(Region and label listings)
=====
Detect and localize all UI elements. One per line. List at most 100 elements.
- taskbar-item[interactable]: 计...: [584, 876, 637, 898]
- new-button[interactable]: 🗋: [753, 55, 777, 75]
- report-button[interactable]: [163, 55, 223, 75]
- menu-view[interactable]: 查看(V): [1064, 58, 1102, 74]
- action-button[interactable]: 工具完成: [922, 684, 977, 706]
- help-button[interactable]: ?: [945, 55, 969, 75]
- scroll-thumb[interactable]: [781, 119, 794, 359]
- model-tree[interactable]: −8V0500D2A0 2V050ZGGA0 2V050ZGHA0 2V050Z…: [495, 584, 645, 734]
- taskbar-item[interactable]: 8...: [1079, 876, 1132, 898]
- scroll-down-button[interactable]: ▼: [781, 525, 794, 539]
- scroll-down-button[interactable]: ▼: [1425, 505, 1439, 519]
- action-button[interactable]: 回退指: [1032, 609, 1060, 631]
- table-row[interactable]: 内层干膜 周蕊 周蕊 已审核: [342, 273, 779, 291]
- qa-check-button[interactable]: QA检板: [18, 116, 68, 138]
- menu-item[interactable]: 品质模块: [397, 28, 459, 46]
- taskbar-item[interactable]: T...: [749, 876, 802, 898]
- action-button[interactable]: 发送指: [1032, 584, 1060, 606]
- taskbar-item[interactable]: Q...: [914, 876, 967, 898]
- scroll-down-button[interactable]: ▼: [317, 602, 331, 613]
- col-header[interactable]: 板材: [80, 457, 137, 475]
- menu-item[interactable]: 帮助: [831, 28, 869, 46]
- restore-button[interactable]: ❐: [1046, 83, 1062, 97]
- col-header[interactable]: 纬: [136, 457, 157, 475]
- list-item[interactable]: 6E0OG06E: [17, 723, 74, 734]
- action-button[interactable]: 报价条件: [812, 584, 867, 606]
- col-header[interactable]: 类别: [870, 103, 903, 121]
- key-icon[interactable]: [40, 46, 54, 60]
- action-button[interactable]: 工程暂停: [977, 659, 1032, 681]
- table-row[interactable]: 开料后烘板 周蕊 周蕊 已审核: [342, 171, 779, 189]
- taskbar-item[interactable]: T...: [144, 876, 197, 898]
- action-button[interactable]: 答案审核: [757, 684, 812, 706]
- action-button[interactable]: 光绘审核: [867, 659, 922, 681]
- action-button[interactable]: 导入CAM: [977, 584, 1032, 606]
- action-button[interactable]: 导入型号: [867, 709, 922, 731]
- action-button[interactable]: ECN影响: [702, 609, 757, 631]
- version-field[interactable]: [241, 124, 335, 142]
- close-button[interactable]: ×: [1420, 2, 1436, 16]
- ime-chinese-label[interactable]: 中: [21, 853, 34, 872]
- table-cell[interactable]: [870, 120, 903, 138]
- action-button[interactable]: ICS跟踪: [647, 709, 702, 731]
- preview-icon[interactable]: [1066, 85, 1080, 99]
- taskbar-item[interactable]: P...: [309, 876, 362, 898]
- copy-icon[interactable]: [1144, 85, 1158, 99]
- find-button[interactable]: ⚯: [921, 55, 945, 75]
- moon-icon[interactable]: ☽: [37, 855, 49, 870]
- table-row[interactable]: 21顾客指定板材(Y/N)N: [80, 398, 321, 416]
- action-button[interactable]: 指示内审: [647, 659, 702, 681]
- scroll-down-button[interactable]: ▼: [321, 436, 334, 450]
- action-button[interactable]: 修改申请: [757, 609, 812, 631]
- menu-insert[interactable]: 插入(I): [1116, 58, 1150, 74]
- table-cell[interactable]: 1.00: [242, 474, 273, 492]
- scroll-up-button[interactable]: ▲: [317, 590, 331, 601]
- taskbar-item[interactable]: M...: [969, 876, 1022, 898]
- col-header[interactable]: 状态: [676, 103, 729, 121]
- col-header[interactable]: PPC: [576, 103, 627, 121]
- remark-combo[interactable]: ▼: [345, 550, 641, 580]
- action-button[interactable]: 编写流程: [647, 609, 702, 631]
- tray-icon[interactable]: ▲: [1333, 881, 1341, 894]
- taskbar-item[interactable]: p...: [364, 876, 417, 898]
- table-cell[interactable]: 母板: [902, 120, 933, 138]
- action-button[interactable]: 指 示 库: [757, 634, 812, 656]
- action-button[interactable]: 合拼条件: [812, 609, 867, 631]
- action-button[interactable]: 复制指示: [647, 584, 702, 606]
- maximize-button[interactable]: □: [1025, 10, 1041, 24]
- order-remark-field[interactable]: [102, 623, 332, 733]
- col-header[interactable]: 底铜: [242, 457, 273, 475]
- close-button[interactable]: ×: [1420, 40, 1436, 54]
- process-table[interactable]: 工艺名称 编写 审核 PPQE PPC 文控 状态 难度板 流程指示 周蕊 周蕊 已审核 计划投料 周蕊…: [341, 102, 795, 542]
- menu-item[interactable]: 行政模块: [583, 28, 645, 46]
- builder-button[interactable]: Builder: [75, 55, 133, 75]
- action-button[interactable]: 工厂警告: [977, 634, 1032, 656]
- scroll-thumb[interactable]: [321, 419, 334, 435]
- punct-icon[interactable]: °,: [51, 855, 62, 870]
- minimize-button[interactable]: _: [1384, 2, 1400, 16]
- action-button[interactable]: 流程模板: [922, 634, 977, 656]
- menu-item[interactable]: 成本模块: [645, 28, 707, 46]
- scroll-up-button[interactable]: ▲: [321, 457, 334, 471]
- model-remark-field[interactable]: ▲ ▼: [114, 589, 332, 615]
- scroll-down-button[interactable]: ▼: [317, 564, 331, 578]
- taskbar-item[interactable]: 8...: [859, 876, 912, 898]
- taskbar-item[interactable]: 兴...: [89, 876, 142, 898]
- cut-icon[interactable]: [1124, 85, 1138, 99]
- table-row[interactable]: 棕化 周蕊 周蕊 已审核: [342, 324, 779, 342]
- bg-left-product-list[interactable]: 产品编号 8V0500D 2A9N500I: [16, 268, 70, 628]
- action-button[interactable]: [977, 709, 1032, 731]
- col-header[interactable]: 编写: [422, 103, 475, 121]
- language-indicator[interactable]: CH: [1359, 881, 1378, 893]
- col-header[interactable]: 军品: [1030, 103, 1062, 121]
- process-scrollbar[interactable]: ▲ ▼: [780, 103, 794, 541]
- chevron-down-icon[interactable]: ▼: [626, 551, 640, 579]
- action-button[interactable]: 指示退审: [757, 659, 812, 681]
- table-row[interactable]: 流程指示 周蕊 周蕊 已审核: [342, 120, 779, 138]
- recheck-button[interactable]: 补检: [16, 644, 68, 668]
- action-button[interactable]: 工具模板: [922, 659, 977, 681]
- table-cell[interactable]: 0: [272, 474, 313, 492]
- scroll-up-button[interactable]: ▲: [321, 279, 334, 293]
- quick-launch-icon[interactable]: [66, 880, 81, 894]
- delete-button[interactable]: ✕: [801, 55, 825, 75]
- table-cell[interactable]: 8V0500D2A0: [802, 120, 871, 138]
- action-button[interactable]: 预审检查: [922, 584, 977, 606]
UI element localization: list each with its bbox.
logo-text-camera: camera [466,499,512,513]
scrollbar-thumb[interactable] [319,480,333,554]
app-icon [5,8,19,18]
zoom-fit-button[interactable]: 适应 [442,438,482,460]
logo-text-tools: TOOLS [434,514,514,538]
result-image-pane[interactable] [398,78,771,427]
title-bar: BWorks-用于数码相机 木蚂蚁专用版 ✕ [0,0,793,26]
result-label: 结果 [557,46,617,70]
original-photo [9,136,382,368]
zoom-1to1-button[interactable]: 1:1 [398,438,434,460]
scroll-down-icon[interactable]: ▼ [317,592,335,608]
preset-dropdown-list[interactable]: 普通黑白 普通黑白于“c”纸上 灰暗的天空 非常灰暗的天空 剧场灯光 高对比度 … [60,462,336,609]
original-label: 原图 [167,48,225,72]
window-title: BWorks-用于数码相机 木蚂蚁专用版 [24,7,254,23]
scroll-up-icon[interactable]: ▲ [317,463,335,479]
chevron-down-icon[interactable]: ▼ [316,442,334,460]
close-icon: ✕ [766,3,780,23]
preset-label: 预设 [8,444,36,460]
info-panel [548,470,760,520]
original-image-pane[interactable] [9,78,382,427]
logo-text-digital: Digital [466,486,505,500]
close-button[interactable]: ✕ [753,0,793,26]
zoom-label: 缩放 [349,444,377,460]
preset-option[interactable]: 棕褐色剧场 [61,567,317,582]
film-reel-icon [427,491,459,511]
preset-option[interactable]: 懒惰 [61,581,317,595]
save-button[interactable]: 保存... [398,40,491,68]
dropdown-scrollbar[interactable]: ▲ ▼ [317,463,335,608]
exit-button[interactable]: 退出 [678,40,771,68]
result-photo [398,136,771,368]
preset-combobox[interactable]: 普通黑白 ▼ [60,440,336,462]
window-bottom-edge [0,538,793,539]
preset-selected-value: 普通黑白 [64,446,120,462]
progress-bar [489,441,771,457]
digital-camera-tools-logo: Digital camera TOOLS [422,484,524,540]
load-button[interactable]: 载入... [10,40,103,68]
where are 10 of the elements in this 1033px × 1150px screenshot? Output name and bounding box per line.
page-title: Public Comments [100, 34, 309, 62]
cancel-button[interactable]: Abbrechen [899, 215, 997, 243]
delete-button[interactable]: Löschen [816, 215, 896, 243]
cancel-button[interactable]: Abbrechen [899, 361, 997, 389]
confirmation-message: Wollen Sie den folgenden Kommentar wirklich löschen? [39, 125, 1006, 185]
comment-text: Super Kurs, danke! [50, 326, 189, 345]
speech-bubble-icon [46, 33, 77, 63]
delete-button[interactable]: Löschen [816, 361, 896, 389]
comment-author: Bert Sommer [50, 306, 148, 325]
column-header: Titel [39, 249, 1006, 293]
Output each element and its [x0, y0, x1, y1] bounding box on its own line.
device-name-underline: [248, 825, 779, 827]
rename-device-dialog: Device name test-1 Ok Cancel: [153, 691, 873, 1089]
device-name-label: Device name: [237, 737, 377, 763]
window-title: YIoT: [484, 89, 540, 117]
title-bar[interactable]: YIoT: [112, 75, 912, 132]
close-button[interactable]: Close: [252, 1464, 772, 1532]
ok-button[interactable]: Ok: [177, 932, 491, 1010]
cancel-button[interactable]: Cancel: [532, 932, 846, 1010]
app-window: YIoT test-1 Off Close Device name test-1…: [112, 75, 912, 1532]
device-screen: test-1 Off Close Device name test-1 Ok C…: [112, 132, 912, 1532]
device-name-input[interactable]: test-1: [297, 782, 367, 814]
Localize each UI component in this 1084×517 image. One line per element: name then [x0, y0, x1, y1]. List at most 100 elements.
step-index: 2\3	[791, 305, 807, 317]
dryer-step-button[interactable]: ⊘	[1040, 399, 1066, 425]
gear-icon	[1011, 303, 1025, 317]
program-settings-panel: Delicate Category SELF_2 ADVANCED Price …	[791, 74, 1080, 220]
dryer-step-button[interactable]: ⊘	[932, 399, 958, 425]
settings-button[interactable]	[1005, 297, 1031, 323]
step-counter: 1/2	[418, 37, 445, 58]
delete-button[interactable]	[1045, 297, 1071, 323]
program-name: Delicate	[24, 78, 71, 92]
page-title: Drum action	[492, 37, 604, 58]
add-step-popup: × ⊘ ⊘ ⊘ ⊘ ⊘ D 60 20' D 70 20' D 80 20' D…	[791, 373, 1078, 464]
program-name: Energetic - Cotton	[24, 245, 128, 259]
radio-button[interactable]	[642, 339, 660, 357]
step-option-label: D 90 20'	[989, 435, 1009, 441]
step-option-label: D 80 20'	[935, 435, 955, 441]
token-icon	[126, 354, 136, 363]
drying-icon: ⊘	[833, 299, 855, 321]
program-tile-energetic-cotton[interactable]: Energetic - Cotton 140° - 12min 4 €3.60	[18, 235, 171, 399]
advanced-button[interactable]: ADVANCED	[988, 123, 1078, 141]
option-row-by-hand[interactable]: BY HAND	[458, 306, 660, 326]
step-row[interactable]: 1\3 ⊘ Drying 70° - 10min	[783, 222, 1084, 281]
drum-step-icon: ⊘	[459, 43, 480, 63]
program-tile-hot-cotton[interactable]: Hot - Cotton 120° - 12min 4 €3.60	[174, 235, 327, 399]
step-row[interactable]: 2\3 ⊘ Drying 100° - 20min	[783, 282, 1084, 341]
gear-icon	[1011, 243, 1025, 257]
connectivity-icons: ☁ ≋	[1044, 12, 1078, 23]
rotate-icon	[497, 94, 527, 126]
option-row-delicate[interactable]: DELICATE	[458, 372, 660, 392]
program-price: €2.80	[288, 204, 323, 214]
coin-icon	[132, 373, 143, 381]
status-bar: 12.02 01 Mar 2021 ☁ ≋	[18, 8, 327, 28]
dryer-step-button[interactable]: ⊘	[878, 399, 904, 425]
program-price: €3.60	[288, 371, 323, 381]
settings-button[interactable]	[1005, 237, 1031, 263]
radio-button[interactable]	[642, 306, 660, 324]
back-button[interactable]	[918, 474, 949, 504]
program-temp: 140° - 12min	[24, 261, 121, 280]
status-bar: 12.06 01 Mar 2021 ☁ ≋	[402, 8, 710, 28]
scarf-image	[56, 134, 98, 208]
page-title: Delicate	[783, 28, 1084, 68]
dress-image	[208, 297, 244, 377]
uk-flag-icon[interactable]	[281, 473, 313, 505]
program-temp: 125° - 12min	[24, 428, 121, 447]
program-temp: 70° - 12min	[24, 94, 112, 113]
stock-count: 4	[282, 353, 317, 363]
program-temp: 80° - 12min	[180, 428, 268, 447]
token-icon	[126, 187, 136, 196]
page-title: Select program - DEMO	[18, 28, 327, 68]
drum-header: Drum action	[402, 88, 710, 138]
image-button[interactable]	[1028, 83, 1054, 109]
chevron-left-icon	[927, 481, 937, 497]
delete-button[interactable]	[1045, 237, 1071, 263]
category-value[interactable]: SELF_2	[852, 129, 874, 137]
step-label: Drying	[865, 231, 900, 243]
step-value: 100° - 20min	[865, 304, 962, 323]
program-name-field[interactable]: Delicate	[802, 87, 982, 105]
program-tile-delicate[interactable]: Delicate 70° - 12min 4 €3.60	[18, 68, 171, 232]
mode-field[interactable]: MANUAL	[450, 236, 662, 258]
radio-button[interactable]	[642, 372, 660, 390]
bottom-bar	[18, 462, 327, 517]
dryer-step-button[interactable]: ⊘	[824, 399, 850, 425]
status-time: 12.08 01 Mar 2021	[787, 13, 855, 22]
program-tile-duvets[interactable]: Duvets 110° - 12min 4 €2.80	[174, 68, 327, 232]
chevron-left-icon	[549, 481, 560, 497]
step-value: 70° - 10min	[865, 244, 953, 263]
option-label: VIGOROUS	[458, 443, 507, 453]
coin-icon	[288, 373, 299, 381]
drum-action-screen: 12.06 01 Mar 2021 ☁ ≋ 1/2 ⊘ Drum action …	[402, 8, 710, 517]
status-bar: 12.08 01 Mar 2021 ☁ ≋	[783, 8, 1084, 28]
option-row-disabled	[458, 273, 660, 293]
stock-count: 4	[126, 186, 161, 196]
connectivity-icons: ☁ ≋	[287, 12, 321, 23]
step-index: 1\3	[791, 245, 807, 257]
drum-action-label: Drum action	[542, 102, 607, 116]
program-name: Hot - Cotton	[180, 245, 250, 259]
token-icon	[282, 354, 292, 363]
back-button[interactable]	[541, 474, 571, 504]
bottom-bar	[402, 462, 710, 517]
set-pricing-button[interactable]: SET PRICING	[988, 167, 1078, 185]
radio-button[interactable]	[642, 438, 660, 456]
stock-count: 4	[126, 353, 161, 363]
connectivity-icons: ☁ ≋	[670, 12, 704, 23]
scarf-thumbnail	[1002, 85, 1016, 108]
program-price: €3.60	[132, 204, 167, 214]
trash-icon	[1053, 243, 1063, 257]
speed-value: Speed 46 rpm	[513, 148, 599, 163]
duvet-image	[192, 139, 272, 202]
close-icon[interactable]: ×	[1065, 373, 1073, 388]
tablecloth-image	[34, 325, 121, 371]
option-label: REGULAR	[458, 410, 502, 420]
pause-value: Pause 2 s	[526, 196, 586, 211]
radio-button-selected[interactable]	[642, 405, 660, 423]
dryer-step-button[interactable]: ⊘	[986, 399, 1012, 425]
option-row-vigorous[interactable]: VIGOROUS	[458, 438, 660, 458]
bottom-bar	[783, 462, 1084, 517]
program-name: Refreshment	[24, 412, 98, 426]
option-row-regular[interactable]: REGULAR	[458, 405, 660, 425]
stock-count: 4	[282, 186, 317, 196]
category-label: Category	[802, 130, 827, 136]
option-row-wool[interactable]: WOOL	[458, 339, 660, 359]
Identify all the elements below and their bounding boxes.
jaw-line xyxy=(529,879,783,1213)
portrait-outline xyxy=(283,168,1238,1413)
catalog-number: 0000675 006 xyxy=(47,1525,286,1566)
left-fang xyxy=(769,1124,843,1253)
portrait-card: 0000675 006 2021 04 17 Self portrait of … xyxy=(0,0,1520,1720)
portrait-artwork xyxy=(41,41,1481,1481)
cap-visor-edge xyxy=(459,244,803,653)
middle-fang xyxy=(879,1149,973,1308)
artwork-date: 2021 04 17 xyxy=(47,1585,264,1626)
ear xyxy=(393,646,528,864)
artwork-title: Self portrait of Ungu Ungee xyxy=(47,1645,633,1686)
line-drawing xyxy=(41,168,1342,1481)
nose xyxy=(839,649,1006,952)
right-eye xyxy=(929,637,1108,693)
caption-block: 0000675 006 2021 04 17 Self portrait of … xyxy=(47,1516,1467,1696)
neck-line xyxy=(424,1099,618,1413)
=====
WORK TO BE COMPLETED. Change "action-button" to "command-button" in the lines from the start of the listings up to and including the line with "- action-button[interactable]: 光绘审核: [867, 659, 922, 681]", and return only those lines with nothing else altered.

PROBLEM SOLUTION.
Detect and localize all UI elements. One per line. List at most 100 elements.
- taskbar-item[interactable]: 计...: [584, 876, 637, 898]
- new-button[interactable]: 🗋: [753, 55, 777, 75]
- report-button[interactable]: [163, 55, 223, 75]
- menu-view[interactable]: 查看(V): [1064, 58, 1102, 74]
- command-button[interactable]: 工具完成: [922, 684, 977, 706]
- help-button[interactable]: ?: [945, 55, 969, 75]
- scroll-thumb[interactable]: [781, 119, 794, 359]
- model-tree[interactable]: −8V0500D2A0 2V050ZGGA0 2V050ZGHA0 2V050Z…: [495, 584, 645, 734]
- taskbar-item[interactable]: 8...: [1079, 876, 1132, 898]
- scroll-down-button[interactable]: ▼: [781, 525, 794, 539]
- scroll-down-button[interactable]: ▼: [1425, 505, 1439, 519]
- command-button[interactable]: 回退指: [1032, 609, 1060, 631]
- table-row[interactable]: 内层干膜 周蕊 周蕊 已审核: [342, 273, 779, 291]
- qa-check-button[interactable]: QA检板: [18, 116, 68, 138]
- menu-item[interactable]: 品质模块: [397, 28, 459, 46]
- taskbar-item[interactable]: T...: [749, 876, 802, 898]
- command-button[interactable]: 发送指: [1032, 584, 1060, 606]
- taskbar-item[interactable]: Q...: [914, 876, 967, 898]
- scroll-down-button[interactable]: ▼: [317, 602, 331, 613]
- col-header[interactable]: 板材: [80, 457, 137, 475]
- menu-item[interactable]: 帮助: [831, 28, 869, 46]
- restore-button[interactable]: ❐: [1046, 83, 1062, 97]
- col-header[interactable]: 纬: [136, 457, 157, 475]
- list-item[interactable]: 6E0OG06E: [17, 723, 74, 734]
- command-button[interactable]: 报价条件: [812, 584, 867, 606]
- col-header[interactable]: 类别: [870, 103, 903, 121]
- key-icon[interactable]: [40, 46, 54, 60]
- command-button[interactable]: 工程暂停: [977, 659, 1032, 681]
- table-row[interactable]: 开料后烘板 周蕊 周蕊 已审核: [342, 171, 779, 189]
- taskbar-item[interactable]: T...: [144, 876, 197, 898]
- command-button[interactable]: 答案审核: [757, 684, 812, 706]
- command-button[interactable]: 光绘审核: [867, 659, 922, 681]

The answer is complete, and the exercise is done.